━━━ DATA SHOWN ━━━
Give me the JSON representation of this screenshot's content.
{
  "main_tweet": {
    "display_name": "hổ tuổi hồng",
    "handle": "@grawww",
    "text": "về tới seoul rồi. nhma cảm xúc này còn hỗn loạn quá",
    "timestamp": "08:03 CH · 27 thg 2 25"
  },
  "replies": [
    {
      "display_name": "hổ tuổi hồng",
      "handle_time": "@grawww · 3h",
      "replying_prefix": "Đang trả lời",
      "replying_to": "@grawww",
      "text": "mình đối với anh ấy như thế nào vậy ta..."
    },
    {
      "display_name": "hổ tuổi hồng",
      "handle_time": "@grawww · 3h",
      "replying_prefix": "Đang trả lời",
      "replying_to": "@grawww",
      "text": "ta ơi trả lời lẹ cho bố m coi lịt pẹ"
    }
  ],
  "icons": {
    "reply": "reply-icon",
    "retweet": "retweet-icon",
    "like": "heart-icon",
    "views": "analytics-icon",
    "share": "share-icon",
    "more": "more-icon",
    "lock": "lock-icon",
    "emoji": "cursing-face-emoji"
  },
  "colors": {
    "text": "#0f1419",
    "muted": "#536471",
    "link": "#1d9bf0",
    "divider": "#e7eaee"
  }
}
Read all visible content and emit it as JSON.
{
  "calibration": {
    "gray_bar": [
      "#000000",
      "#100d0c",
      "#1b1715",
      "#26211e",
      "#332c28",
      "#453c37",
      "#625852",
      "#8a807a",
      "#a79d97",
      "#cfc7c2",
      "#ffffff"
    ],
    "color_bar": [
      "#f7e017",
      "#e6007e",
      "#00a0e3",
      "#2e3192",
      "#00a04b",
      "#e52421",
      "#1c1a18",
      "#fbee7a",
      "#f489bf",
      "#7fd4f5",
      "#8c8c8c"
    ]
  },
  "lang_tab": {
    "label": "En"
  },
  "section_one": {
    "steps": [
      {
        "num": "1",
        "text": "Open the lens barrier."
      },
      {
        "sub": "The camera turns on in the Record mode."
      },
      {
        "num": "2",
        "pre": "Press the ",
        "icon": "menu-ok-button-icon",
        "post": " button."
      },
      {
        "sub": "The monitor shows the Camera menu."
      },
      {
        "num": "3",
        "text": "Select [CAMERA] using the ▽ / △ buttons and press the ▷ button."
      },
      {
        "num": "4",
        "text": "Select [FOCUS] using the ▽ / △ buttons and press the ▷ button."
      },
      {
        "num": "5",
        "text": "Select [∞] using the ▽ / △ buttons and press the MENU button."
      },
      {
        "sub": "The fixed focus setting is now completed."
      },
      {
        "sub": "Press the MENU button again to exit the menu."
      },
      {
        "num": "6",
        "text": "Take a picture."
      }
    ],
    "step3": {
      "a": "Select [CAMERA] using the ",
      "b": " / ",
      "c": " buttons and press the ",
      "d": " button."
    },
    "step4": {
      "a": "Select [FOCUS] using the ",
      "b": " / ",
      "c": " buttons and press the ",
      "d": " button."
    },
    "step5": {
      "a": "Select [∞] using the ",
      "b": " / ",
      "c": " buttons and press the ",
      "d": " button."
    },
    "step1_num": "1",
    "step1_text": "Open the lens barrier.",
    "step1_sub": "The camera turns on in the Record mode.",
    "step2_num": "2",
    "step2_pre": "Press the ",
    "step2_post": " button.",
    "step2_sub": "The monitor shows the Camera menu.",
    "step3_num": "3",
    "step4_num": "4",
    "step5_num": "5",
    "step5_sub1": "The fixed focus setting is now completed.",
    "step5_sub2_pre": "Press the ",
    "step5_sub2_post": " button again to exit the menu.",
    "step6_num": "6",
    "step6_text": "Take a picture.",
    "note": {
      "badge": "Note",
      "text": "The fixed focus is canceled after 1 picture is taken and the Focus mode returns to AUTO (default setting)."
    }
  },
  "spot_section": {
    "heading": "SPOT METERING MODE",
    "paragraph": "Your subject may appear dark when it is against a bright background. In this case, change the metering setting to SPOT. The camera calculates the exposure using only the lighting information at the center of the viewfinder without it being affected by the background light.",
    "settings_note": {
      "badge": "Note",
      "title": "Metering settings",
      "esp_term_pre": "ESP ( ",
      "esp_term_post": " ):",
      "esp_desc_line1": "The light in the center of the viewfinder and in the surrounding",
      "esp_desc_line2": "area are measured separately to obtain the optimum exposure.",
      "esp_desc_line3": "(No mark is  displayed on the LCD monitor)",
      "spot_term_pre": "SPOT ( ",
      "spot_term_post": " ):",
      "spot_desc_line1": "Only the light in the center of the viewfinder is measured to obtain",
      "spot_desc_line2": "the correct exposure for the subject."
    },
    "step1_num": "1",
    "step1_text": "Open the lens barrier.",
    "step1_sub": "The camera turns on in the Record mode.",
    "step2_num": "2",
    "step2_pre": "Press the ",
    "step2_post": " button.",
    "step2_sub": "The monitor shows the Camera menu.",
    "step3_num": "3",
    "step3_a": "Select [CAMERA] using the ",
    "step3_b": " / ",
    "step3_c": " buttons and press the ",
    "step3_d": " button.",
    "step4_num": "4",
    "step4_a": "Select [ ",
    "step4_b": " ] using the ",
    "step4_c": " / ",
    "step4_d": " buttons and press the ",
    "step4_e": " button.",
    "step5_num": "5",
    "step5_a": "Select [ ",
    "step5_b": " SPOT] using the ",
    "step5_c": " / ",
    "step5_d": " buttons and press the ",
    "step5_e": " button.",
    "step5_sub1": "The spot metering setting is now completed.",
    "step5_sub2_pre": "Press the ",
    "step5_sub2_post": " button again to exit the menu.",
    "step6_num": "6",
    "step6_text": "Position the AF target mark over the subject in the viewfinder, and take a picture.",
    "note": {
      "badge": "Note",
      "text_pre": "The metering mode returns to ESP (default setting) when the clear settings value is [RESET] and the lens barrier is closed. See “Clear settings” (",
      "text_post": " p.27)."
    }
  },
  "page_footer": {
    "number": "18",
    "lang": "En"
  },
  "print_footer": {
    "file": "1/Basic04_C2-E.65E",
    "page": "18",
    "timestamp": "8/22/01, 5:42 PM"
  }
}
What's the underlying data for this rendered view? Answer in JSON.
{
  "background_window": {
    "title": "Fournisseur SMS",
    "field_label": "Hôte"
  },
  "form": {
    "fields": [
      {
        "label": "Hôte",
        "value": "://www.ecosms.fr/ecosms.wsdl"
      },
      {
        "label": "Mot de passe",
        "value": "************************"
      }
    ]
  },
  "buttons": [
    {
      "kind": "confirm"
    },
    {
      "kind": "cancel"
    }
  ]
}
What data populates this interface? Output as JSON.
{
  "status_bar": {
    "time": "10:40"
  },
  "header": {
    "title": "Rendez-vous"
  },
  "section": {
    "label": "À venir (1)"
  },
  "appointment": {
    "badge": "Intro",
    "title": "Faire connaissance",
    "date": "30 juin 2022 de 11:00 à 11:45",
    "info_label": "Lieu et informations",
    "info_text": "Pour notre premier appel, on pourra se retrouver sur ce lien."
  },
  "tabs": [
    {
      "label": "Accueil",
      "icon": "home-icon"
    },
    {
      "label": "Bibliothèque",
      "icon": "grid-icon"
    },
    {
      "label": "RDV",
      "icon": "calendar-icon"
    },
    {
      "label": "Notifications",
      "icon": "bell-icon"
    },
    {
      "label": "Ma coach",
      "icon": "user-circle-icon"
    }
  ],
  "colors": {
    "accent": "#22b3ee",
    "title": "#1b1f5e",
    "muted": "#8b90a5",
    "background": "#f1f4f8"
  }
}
━━━
• REQUIREMENTS: Find the line containing "What data populates", then output it and every line after it to the end of the data, exactly.

• FULL RESPONSE:
What data populates this interface? Output as JSON.
{
  "status_bar": {
    "time": "10:40"
  },
  "header": {
    "title": "Rendez-vous"
  },
  "section": {
    "label": "À venir (1)"
  },
  "appointment": {
    "badge": "Intro",
    "title": "Faire connaissance",
    "date": "30 juin 2022 de 11:00 à 11:45",
    "info_label": "Lieu et informations",
    "info_text": "Pour notre premier appel, on pourra se retrouver sur ce lien."
  },
  "tabs": [
    {
      "label": "Accueil",
      "icon": "home-icon"
    },
    {
      "label": "Bibliothèque",
      "icon": "grid-icon"
    },
    {
      "label": "RDV",
      "icon": "calendar-icon"
    },
    {
      "label": "Notifications",
      "icon": "bell-icon"
    },
    {
      "label": "Ma coach",
      "icon": "user-circle-icon"
    }
  ],
  "colors": {
    "accent": "#22b3ee",
    "title": "#1b1f5e",
    "muted": "#8b90a5",
    "background": "#f1f4f8"
  }
}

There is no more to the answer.